-- begin Exercise materials --

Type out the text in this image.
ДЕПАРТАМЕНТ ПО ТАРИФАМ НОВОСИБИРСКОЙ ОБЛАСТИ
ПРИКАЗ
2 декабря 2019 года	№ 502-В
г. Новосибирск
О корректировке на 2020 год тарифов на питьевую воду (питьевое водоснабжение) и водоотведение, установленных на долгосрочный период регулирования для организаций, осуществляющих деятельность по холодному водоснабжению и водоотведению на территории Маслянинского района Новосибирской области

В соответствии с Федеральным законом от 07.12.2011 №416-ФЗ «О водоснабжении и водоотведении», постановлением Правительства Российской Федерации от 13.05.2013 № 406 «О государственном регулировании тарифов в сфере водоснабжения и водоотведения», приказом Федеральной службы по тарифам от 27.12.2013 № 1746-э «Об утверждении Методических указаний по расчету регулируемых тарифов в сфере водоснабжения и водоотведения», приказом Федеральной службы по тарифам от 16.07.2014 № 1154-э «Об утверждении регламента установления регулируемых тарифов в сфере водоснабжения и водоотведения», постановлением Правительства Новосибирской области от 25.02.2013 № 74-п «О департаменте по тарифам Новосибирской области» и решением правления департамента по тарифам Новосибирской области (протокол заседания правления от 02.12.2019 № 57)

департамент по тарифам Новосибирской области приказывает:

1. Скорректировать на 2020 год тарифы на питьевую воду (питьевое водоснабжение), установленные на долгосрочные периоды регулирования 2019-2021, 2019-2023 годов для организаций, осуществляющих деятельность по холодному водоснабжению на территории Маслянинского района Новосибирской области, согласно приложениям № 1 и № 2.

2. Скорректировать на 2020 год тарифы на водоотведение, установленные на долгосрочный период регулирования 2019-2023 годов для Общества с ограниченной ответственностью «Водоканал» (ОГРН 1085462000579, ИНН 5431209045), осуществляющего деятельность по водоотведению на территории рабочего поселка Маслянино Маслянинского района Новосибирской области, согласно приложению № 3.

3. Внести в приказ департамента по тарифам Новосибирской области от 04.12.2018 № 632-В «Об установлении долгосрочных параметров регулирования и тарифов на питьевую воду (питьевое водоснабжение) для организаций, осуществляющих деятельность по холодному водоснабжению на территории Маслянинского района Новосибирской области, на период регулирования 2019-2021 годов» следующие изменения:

-- end Exercise materials --

### What you should do
Each line holding "долгосрочный" must be found and copied.

### Reply to the task
О корректировке на 2020 год тарифов на питьевую воду (питьевое водоснабжение) и водоотведение, установленных на долгосрочный период регулирования для организаций, осуществляющих деятельность по холодному водоснабжению и водоотведению на территории Маслянинского района Новосибирской области
2. Скорректировать на 2020 год тарифы на водоотведение, установленные на долгосрочный период регулирования 2019-2023 годов для Общества с ограниченной ответственностью «Водоканал» (ОГРН 1085462000579, ИНН 5431209045), осуществляющего деятельность по водоотведению на территории рабочего поселка Маслянино Маслянинского района Новосибирской области, согласно приложению № 3.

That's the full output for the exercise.